___ Supplied information ___

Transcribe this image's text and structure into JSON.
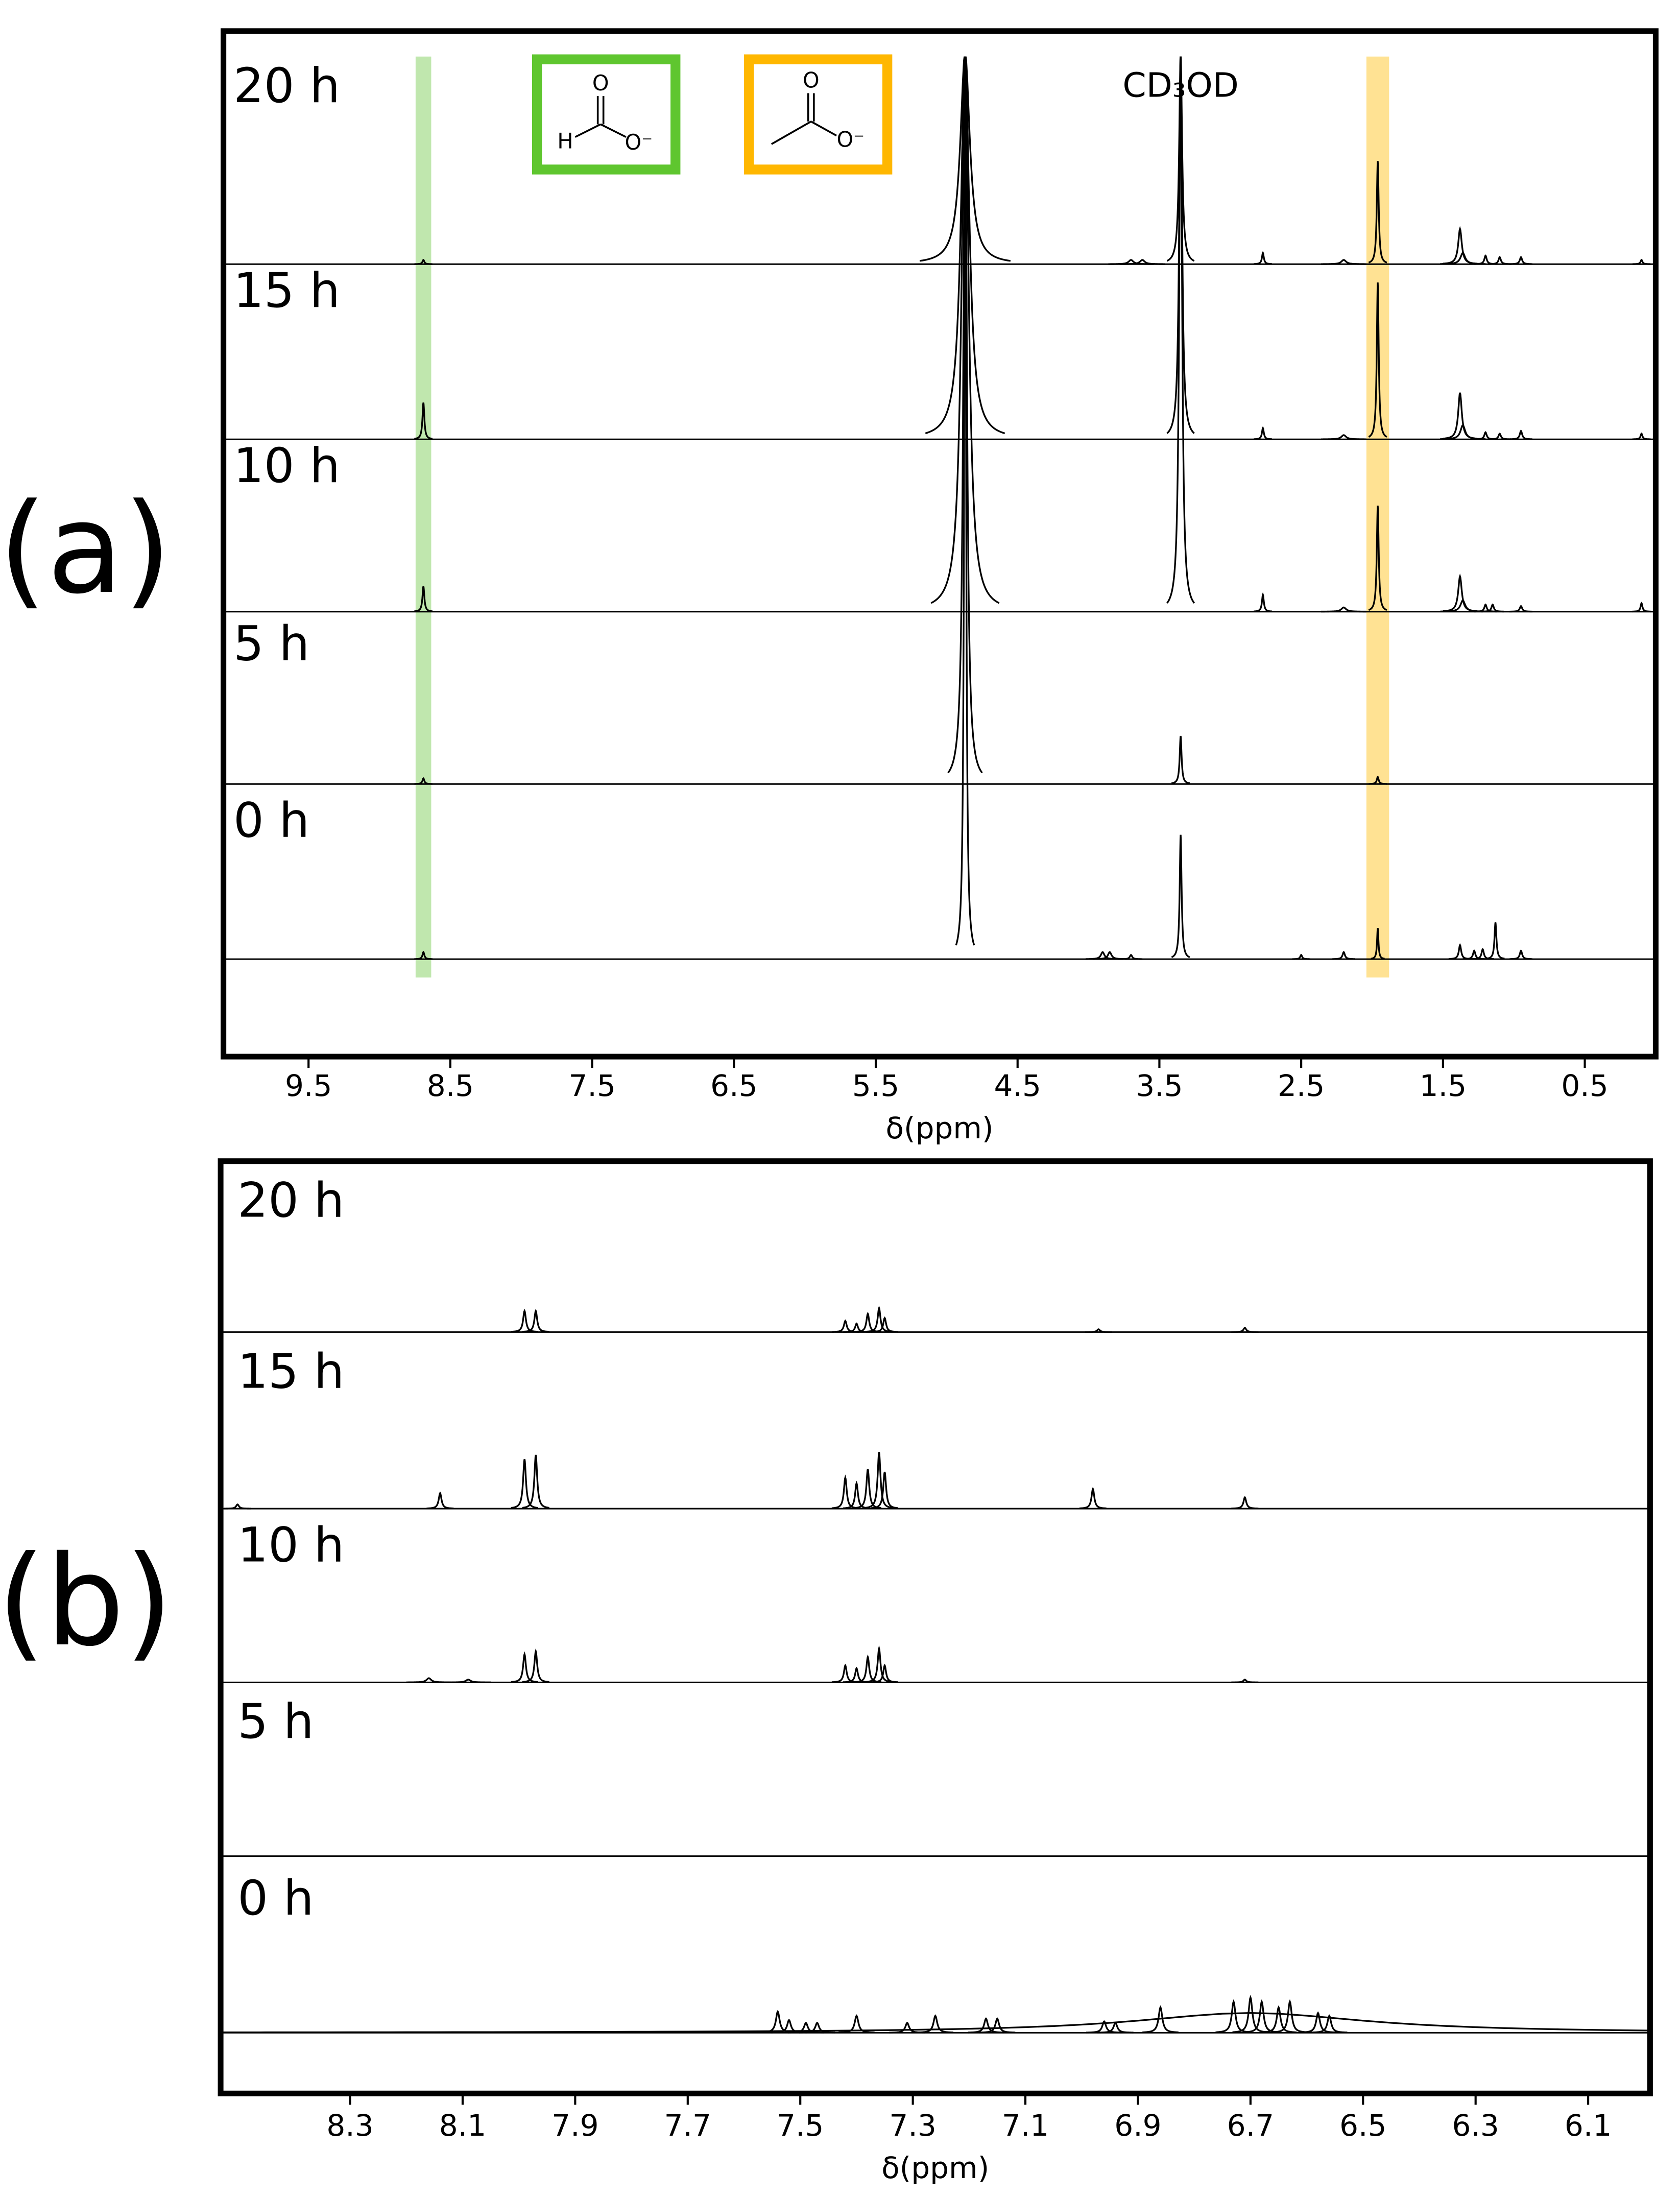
{
  "chart_data": [
    {
      "type": "spectrum",
      "panel_label": "(a)",
      "x_label": "δ(ppm)",
      "xlim": [
        10.1,
        0.0
      ],
      "xticks": [
        9.5,
        8.5,
        7.5,
        6.5,
        5.5,
        4.5,
        3.5,
        2.5,
        1.5,
        0.5
      ],
      "annotation": {
        "text": "CD₃OD",
        "x": 3.35
      },
      "highlights": [
        {
          "x": 8.69,
          "width": 0.11,
          "color": "#b5e3a0"
        },
        {
          "x": 1.96,
          "width": 0.16,
          "color": "#ffdd80"
        }
      ],
      "structures": [
        {
          "color": "#5fc62f",
          "atoms": [
            "O",
            "H",
            "O⁻"
          ]
        },
        {
          "color": "#ffb700",
          "atoms": [
            "O",
            "O⁻"
          ]
        }
      ],
      "series": [
        {
          "name": "20 h",
          "color": "#000000",
          "x": [
            8.69,
            4.87,
            3.35,
            3.7,
            3.62,
            2.77,
            2.2,
            1.96,
            1.38,
            1.36,
            1.2,
            1.1,
            0.95,
            0.1
          ],
          "values": [
            3,
            150,
            150,
            3,
            3,
            8,
            3,
            73,
            25,
            8,
            6,
            5,
            5,
            3
          ],
          "widths": [
            0.008,
            0.04,
            0.012,
            0.02,
            0.02,
            0.008,
            0.02,
            0.008,
            0.015,
            0.02,
            0.01,
            0.01,
            0.01,
            0.008
          ]
        },
        {
          "name": "15 h",
          "color": "#000000",
          "x": [
            8.69,
            4.87,
            3.35,
            2.77,
            2.2,
            1.96,
            1.38,
            1.36,
            1.2,
            1.1,
            0.95,
            0.1
          ],
          "values": [
            26,
            275,
            275,
            8,
            3,
            111,
            33,
            10,
            5,
            4,
            6,
            4
          ],
          "widths": [
            0.008,
            0.035,
            0.012,
            0.008,
            0.02,
            0.008,
            0.015,
            0.02,
            0.01,
            0.01,
            0.01,
            0.008
          ]
        },
        {
          "name": "10 h",
          "color": "#000000",
          "x": [
            8.69,
            4.87,
            3.35,
            2.77,
            2.2,
            1.96,
            1.38,
            1.36,
            1.2,
            1.15,
            0.95,
            0.1
          ],
          "values": [
            18,
            395,
            395,
            12,
            3,
            75,
            25,
            8,
            5,
            5,
            4,
            6
          ],
          "widths": [
            0.008,
            0.03,
            0.012,
            0.008,
            0.02,
            0.008,
            0.015,
            0.02,
            0.01,
            0.01,
            0.01,
            0.008
          ]
        },
        {
          "name": "5 h",
          "color": "#000000",
          "x": [
            8.69,
            4.87,
            3.35,
            1.96
          ],
          "values": [
            4,
            515,
            34,
            5
          ],
          "widths": [
            0.008,
            0.015,
            0.008,
            0.008
          ]
        },
        {
          "name": "0 h",
          "color": "#000000",
          "x": [
            8.69,
            4.87,
            3.9,
            3.85,
            3.7,
            3.35,
            2.5,
            2.2,
            1.96,
            1.38,
            1.28,
            1.22,
            1.13,
            0.95
          ],
          "values": [
            5,
            640,
            5,
            5,
            3,
            88,
            3,
            5,
            22,
            10,
            6,
            7,
            26,
            6
          ],
          "widths": [
            0.008,
            0.008,
            0.015,
            0.015,
            0.01,
            0.008,
            0.008,
            0.01,
            0.006,
            0.01,
            0.01,
            0.01,
            0.008,
            0.01
          ]
        }
      ]
    },
    {
      "type": "spectrum",
      "panel_label": "(b)",
      "x_label": "δ(ppm)",
      "xlim": [
        8.53,
        5.99
      ],
      "xticks": [
        8.3,
        8.1,
        7.9,
        7.7,
        7.5,
        7.3,
        7.1,
        6.9,
        6.7,
        6.5,
        6.3,
        6.1
      ],
      "series": [
        {
          "name": "20 h",
          "color": "#000000",
          "x": [
            7.99,
            7.97,
            7.42,
            7.4,
            7.38,
            7.36,
            7.35,
            6.97,
            6.71
          ],
          "values": [
            15,
            15,
            8,
            6,
            13,
            17,
            10,
            2,
            3
          ],
          "widths": [
            0.003,
            0.003,
            0.003,
            0.003,
            0.003,
            0.003,
            0.003,
            0.003,
            0.003
          ]
        },
        {
          "name": "15 h",
          "color": "#000000",
          "x": [
            8.5,
            8.14,
            7.99,
            7.97,
            7.42,
            7.4,
            7.38,
            7.36,
            7.35,
            6.98,
            6.71
          ],
          "values": [
            3,
            11,
            35,
            38,
            22,
            18,
            28,
            40,
            26,
            14,
            8
          ],
          "widths": [
            0.003,
            0.003,
            0.003,
            0.003,
            0.003,
            0.003,
            0.003,
            0.003,
            0.003,
            0.003,
            0.003
          ]
        },
        {
          "name": "10 h",
          "color": "#000000",
          "x": [
            8.16,
            8.09,
            7.99,
            7.97,
            7.42,
            7.4,
            7.38,
            7.36,
            7.35,
            6.71
          ],
          "values": [
            3,
            2,
            20,
            22,
            12,
            10,
            18,
            24,
            12,
            2
          ],
          "widths": [
            0.005,
            0.005,
            0.003,
            0.003,
            0.003,
            0.003,
            0.003,
            0.003,
            0.003,
            0.003
          ]
        },
        {
          "name": "5 h",
          "color": "#000000",
          "x": [],
          "values": [],
          "widths": []
        },
        {
          "name": "0 h",
          "color": "#000000",
          "x": [
            6.7,
            7.54,
            7.52,
            7.49,
            7.47,
            7.4,
            7.31,
            7.26,
            7.17,
            7.15,
            6.96,
            6.94,
            6.86,
            6.73,
            6.7,
            6.68,
            6.65,
            6.63,
            6.58,
            6.56
          ],
          "values": [
            14,
            15,
            9,
            7,
            7,
            12,
            7,
            12,
            10,
            10,
            8,
            7,
            18,
            22,
            25,
            22,
            18,
            22,
            14,
            12
          ],
          "widths": [
            0.25,
            0.004,
            0.004,
            0.004,
            0.004,
            0.004,
            0.004,
            0.004,
            0.004,
            0.004,
            0.004,
            0.004,
            0.004,
            0.004,
            0.004,
            0.004,
            0.004,
            0.004,
            0.004,
            0.004
          ]
        }
      ]
    }
  ]
}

___

*The task*
Transcribe each line above verbatim, with the pictures left out.

*Answer to the problem*
Transcribe this image's text and structure into JSON.
{
  "chart_data": [
    {
      "type": "spectrum",
      "panel_label": "(a)",
      "x_label": "δ(ppm)",
      "xlim": [
        10.1,
        0.0
      ],
      "xticks": [
        9.5,
        8.5,
        7.5,
        6.5,
        5.5,
        4.5,
        3.5,
        2.5,
        1.5,
        0.5
      ],
      "annotation": {
        "text": "CD₃OD",
        "x": 3.35
      },
      "highlights": [
        {
          "x": 8.69,
          "width": 0.11,
          "color": "#b5e3a0"
        },
        {
          "x": 1.96,
          "width": 0.16,
          "color": "#ffdd80"
        }
      ],
      "structures": [
        {
          "color": "#5fc62f",
          "atoms": [
            "O",
            "H",
            "O⁻"
          ]
        },
        {
          "color": "#ffb700",
          "atoms": [
            "O",
            "O⁻"
          ]
        }
      ],
      "series": [
        {
          "name": "20 h",
          "color": "#000000",
          "x": [
            8.69,
            4.87,
            3.35,
            3.7,
            3.62,
            2.77,
            2.2,
            1.96,
            1.38,
            1.36,
            1.2,
            1.1,
            0.95,
            0.1
          ],
          "values": [
            3,
            150,
            150,
            3,
            3,
            8,
            3,
            73,
            25,
            8,
            6,
            5,
            5,
            3
          ],
          "widths": [
            0.008,
            0.04,
            0.012,
            0.02,
            0.02,
            0.008,
            0.02,
            0.008,
            0.015,
            0.02,
            0.01,
            0.01,
            0.01,
            0.008
          ]
        },
        {
          "name": "15 h",
          "color": "#000000",
          "x": [
            8.69,
            4.87,
            3.35,
            2.77,
            2.2,
            1.96,
            1.38,
            1.36,
            1.2,
            1.1,
            0.95,
            0.1
          ],
          "values": [
            26,
            275,
            275,
            8,
            3,
            111,
            33,
            10,
            5,
            4,
            6,
            4
          ],
          "widths": [
            0.008,
            0.035,
            0.012,
            0.008,
            0.02,
            0.008,
            0.015,
            0.02,
            0.01,
            0.01,
            0.01,
            0.008
          ]
        },
        {
          "name": "10 h",
          "color": "#000000",
          "x": [
            8.69,
            4.87,
            3.35,
            2.77,
            2.2,
            1.96,
            1.38,
            1.36,
            1.2,
            1.15,
            0.95,
            0.1
          ],
          "values": [
            18,
            395,
            395,
            12,
            3,
            75,
            25,
            8,
            5,
            5,
            4,
            6
          ],
          "widths": [
            0.008,
            0.03,
            0.012,
            0.008,
            0.02,
            0.008,
            0.015,
            0.02,
            0.01,
            0.01,
            0.01,
            0.008
          ]
        },
        {
          "name": "5 h",
          "color": "#000000",
          "x": [
            8.69,
            4.87,
            3.35,
            1.96
          ],
          "values": [
            4,
            515,
            34,
            5
          ],
          "widths": [
            0.008,
            0.015,
            0.008,
            0.008
          ]
        },
        {
          "name": "0 h",
          "color": "#000000",
          "x": [
            8.69,
            4.87,
            3.9,
            3.85,
            3.7,
            3.35,
            2.5,
            2.2,
            1.96,
            1.38,
            1.28,
            1.22,
            1.13,
            0.95
          ],
          "values": [
            5,
            640,
            5,
            5,
            3,
            88,
            3,
            5,
            22,
            10,
            6,
            7,
            26,
            6
          ],
          "widths": [
            0.008,
            0.008,
            0.015,
            0.015,
            0.01,
            0.008,
            0.008,
            0.01,
            0.006,
            0.01,
            0.01,
            0.01,
            0.008,
            0.01
          ]
        }
      ]
    },
    {
      "type": "spectrum",
      "panel_label": "(b)",
      "x_label": "δ(ppm)",
      "xlim": [
        8.53,
        5.99
      ],
      "xticks": [
        8.3,
        8.1,
        7.9,
        7.7,
        7.5,
        7.3,
        7.1,
        6.9,
        6.7,
        6.5,
        6.3,
        6.1
      ],
      "series": [
        {
          "name": "20 h",
          "color": "#000000",
          "x": [
            7.99,
            7.97,
            7.42,
            7.4,
            7.38,
            7.36,
            7.35,
            6.97,
            6.71
          ],
          "values": [
            15,
            15,
            8,
            6,
            13,
            17,
            10,
            2,
            3
          ],
          "widths": [
            0.003,
            0.003,
            0.003,
            0.003,
            0.003,
            0.003,
            0.003,
            0.003,
            0.003
          ]
        },
        {
          "name": "15 h",
          "color": "#000000",
          "x": [
            8.5,
            8.14,
            7.99,
            7.97,
            7.42,
            7.4,
            7.38,
            7.36,
            7.35,
            6.98,
            6.71
          ],
          "values": [
            3,
            11,
            35,
            38,
            22,
            18,
            28,
            40,
            26,
            14,
            8
          ],
          "widths": [
            0.003,
            0.003,
            0.003,
            0.003,
            0.003,
            0.003,
            0.003,
            0.003,
            0.003,
            0.003,
            0.003
          ]
        },
        {
          "name": "10 h",
          "color": "#000000",
          "x": [
            8.16,
            8.09,
            7.99,
            7.97,
            7.42,
            7.4,
            7.38,
            7.36,
            7.35,
            6.71
          ],
          "values": [
            3,
            2,
            20,
            22,
            12,
            10,
            18,
            24,
            12,
            2
          ],
          "widths": [
            0.005,
            0.005,
            0.003,
            0.003,
            0.003,
            0.003,
            0.003,
            0.003,
            0.003,
            0.003
          ]
        },
        {
          "name": "5 h",
          "color": "#000000",
          "x": [],
          "values": [],
          "widths": []
        },
        {
          "name": "0 h",
          "color": "#000000",
          "x": [
            6.7,
            7.54,
            7.52,
            7.49,
            7.47,
            7.4,
            7.31,
            7.26,
            7.17,
            7.15,
            6.96,
            6.94,
            6.86,
            6.73,
            6.7,
            6.68,
            6.65,
            6.63,
            6.58,
            6.56
          ],
          "values": [
            14,
            15,
            9,
            7,
            7,
            12,
            7,
            12,
            10,
            10,
            8,
            7,
            18,
            22,
            25,
            22,
            18,
            22,
            14,
            12
          ],
          "widths": [
            0.25,
            0.004,
            0.004,
            0.004,
            0.004,
            0.004,
            0.004,
            0.004,
            0.004,
            0.004,
            0.004,
            0.004,
            0.004,
            0.004,
            0.004,
            0.004,
            0.004,
            0.004,
            0.004,
            0.004
          ]
        }
      ]
    }
  ]
}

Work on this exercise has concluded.